→ REQUEST:
Could you give the data below again, exactly and completely?

◆ ◆ ◆ ◆ ◆

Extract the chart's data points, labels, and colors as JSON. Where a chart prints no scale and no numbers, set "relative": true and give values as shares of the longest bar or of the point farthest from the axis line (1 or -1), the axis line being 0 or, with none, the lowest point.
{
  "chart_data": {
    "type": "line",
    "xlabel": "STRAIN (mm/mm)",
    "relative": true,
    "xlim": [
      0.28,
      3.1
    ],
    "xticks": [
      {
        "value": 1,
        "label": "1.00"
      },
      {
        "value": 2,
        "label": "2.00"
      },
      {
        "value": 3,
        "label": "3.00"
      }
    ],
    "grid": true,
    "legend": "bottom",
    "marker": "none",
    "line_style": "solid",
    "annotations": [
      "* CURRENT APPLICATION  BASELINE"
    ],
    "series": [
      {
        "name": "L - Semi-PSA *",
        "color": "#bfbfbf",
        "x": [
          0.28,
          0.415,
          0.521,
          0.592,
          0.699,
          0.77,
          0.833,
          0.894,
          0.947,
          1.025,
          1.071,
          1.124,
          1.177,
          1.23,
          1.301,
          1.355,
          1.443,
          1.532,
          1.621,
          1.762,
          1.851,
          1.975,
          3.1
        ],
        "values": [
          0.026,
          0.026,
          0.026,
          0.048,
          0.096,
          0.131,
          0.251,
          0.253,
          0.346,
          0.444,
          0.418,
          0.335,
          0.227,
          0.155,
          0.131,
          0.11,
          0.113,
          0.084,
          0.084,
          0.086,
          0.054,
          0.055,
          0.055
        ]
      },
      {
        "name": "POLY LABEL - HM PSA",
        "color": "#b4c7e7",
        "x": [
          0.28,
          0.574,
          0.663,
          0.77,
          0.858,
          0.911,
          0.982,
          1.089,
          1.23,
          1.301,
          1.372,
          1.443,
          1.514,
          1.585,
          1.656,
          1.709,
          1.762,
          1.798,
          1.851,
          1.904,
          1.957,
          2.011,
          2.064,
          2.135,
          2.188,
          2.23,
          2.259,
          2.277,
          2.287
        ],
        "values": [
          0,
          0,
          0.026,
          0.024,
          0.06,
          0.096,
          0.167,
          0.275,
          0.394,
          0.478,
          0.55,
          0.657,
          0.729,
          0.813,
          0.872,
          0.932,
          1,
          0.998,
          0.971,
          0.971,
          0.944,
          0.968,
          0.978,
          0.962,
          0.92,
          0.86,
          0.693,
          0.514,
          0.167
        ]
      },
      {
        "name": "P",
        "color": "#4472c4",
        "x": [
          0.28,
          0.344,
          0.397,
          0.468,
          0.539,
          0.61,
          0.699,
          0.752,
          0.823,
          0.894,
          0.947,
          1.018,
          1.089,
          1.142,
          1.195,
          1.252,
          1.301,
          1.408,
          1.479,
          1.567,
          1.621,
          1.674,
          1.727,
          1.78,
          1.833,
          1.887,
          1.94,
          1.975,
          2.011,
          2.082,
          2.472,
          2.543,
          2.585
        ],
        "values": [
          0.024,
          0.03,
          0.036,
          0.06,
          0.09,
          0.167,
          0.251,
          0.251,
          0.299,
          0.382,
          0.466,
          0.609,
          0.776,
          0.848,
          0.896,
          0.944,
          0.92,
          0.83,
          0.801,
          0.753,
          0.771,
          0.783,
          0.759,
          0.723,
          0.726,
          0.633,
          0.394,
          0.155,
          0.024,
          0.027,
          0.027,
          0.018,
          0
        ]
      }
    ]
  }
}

◆ ◆ ◆ ◆ ◆

→ TASK ANSWER:
Extract the chart's data points, labels, and colors as JSON. Where a chart prints no scale and no numbers, set "relative": true and give values as shares of the longest bar or of the point farthest from the axis line (1 or -1), the axis line being 0 or, with none, the lowest point.
{
  "chart_data": {
    "type": "line",
    "xlabel": "STRAIN (mm/mm)",
    "relative": true,
    "xlim": [
      0.28,
      3.1
    ],
    "xticks": [
      {
        "value": 1,
        "label": "1.00"
      },
      {
        "value": 2,
        "label": "2.00"
      },
      {
        "value": 3,
        "label": "3.00"
      }
    ],
    "grid": true,
    "legend": "bottom",
    "marker": "none",
    "line_style": "solid",
    "annotations": [
      "* CURRENT APPLICATION  BASELINE"
    ],
    "series": [
      {
        "name": "L - Semi-PSA *",
        "color": "#bfbfbf",
        "x": [
          0.28,
          0.415,
          0.521,
          0.592,
          0.699,
          0.77,
          0.833,
          0.894,
          0.947,
          1.025,
          1.071,
          1.124,
          1.177,
          1.23,
          1.301,
          1.355,
          1.443,
          1.532,
          1.621,
          1.762,
          1.851,
          1.975,
          3.1
        ],
        "values": [
          0.026,
          0.026,
          0.026,
          0.048,
          0.096,
          0.131,
          0.251,
          0.253,
          0.346,
          0.444,
          0.418,
          0.335,
          0.227,
          0.155,
          0.131,
          0.11,
          0.113,
          0.084,
          0.084,
          0.086,
          0.054,
          0.055,
          0.055
        ]
      },
      {
        "name": "POLY LABEL - HM PSA",
        "color": "#b4c7e7",
        "x": [
          0.28,
          0.574,
          0.663,
          0.77,
          0.858,
          0.911,
          0.982,
          1.089,
          1.23,
          1.301,
          1.372,
          1.443,
          1.514,
          1.585,
          1.656,
          1.709,
          1.762,
          1.798,
          1.851,
          1.904,
          1.957,
          2.011,
          2.064,
          2.135,
          2.188,
          2.23,
          2.259,
          2.277,
          2.287
        ],
        "values": [
          0,
          0,
          0.026,
          0.024,
          0.06,
          0.096,
          0.167,
          0.275,
          0.394,
          0.478,
          0.55,
          0.657,
          0.729,
          0.813,
          0.872,
          0.932,
          1,
          0.998,
          0.971,
          0.971,
          0.944,
          0.968,
          0.978,
          0.962,
          0.92,
          0.86,
          0.693,
          0.514,
          0.167
        ]
      },
      {
        "name": "P",
        "color": "#4472c4",
        "x": [
          0.28,
          0.344,
          0.397,
          0.468,
          0.539,
          0.61,
          0.699,
          0.752,
          0.823,
          0.894,
          0.947,
          1.018,
          1.089,
          1.142,
          1.195,
          1.252,
          1.301,
          1.408,
          1.479,
          1.567,
          1.621,
          1.674,
          1.727,
          1.78,
          1.833,
          1.887,
          1.94,
          1.975,
          2.011,
          2.082,
          2.472,
          2.543,
          2.585
        ],
        "values": [
          0.024,
          0.03,
          0.036,
          0.06,
          0.09,
          0.167,
          0.251,
          0.251,
          0.299,
          0.382,
          0.466,
          0.609,
          0.776,
          0.848,
          0.896,
          0.944,
          0.92,
          0.83,
          0.801,
          0.753,
          0.771,
          0.783,
          0.759,
          0.723,
          0.726,
          0.633,
          0.394,
          0.155,
          0.024,
          0.027,
          0.027,
          0.018,
          0
        ]
      }
    ]
  }
}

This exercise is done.